-- START Records to use --
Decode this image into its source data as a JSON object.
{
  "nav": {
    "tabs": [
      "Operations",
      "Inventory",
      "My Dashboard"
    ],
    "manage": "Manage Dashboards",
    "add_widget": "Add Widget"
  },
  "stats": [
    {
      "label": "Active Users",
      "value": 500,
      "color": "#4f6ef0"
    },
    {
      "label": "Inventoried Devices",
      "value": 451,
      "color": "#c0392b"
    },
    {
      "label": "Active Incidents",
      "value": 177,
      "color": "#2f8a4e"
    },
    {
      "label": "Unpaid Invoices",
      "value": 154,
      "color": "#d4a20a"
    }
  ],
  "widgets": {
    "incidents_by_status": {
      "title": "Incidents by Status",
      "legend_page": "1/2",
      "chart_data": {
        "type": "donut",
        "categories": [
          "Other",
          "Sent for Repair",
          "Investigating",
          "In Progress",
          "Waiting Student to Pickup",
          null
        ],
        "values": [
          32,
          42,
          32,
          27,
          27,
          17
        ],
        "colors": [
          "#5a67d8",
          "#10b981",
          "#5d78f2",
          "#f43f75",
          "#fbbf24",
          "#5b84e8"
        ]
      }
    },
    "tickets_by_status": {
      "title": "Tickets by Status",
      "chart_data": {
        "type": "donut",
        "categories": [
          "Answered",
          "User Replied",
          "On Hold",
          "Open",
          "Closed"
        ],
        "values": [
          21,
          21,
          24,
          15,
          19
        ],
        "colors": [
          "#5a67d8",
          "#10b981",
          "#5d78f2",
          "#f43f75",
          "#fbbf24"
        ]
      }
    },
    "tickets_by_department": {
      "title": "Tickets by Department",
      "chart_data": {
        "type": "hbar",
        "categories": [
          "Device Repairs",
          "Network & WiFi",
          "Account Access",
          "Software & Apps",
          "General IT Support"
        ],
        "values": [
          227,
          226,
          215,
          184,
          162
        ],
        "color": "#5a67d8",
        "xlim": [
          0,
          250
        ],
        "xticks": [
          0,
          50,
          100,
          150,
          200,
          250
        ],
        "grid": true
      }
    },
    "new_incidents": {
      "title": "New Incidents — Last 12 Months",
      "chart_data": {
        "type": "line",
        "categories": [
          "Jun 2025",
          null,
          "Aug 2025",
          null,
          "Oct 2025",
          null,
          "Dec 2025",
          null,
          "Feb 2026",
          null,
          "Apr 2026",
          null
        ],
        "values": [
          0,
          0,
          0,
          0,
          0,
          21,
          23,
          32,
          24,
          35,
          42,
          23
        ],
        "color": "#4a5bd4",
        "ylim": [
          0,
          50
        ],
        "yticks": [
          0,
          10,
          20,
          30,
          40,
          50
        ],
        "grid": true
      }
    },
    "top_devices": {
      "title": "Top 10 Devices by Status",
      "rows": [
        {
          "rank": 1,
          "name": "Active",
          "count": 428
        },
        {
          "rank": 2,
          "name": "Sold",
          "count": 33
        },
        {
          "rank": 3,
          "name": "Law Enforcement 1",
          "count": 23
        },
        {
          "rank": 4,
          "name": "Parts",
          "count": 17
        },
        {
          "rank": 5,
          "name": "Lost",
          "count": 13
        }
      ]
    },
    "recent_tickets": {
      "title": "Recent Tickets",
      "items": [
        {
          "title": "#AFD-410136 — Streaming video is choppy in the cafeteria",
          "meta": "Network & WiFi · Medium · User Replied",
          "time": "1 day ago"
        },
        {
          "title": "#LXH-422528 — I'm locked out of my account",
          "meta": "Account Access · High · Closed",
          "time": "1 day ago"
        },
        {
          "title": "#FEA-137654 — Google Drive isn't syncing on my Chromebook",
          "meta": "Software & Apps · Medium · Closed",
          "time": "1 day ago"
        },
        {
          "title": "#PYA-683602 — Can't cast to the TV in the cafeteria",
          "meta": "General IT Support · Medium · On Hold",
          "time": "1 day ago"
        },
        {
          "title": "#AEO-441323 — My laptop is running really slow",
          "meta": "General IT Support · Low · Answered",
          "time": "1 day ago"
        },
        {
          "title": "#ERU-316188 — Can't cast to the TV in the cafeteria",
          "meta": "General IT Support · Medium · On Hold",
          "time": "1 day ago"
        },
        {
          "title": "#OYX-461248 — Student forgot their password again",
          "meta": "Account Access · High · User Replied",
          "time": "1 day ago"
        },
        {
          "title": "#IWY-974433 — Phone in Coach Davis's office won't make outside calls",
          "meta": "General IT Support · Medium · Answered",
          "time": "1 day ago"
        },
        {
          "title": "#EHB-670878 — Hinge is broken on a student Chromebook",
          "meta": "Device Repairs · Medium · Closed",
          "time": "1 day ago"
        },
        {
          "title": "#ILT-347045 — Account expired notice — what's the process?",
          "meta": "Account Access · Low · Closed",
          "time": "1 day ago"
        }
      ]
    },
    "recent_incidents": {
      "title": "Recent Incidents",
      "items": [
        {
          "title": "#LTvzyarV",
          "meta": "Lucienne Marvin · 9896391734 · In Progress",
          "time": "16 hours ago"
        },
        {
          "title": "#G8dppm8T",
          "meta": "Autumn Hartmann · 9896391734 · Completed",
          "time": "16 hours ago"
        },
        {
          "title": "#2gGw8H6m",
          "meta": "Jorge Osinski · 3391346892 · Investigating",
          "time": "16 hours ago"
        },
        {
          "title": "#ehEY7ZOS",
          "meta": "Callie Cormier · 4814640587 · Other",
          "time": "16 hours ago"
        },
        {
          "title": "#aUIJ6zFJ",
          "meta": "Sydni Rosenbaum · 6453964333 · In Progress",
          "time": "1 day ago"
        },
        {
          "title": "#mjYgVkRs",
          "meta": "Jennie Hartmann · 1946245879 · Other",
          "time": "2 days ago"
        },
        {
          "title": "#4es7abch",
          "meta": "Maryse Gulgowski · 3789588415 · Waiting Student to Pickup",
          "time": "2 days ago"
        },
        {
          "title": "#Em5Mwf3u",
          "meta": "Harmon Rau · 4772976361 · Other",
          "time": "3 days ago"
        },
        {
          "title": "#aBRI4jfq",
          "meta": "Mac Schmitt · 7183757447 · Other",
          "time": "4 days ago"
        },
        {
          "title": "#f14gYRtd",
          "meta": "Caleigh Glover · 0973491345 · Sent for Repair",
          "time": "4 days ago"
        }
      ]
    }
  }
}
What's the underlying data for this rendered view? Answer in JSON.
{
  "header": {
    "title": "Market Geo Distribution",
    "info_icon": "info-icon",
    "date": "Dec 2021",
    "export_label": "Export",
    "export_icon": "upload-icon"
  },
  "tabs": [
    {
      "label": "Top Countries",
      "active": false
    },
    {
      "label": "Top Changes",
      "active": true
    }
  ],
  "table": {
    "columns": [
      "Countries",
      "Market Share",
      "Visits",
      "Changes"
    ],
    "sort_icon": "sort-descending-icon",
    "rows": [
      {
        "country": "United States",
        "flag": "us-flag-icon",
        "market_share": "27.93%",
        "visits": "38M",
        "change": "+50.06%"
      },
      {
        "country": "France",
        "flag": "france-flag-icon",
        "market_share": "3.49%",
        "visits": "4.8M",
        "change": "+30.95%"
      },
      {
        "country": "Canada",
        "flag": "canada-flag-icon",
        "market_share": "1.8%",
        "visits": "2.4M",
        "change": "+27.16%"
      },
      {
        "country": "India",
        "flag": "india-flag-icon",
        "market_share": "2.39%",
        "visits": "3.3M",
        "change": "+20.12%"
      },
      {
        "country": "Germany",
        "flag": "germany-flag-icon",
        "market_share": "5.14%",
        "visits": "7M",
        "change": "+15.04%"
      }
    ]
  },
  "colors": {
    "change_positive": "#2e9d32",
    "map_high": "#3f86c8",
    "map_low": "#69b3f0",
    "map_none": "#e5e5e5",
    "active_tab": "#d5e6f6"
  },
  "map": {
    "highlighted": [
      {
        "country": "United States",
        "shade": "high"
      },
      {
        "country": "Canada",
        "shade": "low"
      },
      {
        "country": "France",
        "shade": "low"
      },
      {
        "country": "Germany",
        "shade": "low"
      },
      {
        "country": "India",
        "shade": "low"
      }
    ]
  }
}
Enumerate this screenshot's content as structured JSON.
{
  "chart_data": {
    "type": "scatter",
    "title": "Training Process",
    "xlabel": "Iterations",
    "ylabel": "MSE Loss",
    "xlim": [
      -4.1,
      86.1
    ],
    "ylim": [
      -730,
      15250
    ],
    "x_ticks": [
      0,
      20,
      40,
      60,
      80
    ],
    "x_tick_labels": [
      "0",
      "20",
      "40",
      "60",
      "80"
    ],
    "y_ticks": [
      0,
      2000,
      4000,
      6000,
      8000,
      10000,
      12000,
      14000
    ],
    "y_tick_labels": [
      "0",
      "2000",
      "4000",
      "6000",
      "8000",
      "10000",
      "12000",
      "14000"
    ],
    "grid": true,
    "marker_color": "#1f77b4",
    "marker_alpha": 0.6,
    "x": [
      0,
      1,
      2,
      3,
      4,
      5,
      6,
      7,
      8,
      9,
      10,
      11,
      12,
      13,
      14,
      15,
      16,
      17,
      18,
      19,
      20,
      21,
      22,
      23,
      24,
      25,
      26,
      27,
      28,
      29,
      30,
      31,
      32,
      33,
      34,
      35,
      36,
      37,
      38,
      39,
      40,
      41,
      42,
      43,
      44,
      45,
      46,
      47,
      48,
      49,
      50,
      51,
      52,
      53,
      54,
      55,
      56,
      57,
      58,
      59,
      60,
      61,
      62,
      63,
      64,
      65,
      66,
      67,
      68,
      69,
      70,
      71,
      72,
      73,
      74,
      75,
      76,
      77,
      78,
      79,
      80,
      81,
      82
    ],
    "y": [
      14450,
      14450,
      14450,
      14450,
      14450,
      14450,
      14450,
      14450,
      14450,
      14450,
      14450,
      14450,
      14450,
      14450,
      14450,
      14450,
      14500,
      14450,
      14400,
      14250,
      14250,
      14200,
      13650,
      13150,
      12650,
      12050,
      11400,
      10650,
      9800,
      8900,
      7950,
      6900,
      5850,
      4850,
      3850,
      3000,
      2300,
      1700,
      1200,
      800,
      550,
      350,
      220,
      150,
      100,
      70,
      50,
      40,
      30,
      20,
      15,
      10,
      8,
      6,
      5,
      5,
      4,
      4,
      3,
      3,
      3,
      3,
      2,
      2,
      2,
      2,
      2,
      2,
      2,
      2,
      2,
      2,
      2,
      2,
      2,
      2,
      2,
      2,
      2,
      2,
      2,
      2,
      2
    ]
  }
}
-- END Records to use --
Scan the material above for the string "icon" and return the lines that hold it.

    "info_icon": "info-icon",
    "export_icon": "upload-icon"
    "sort_icon": "sort-descending-icon",
        "flag": "us-flag-icon",
        "flag": "france-flag-icon",
        "flag": "canada-flag-icon",
        "flag": "india-flag-icon",
        "flag": "germany-flag-icon",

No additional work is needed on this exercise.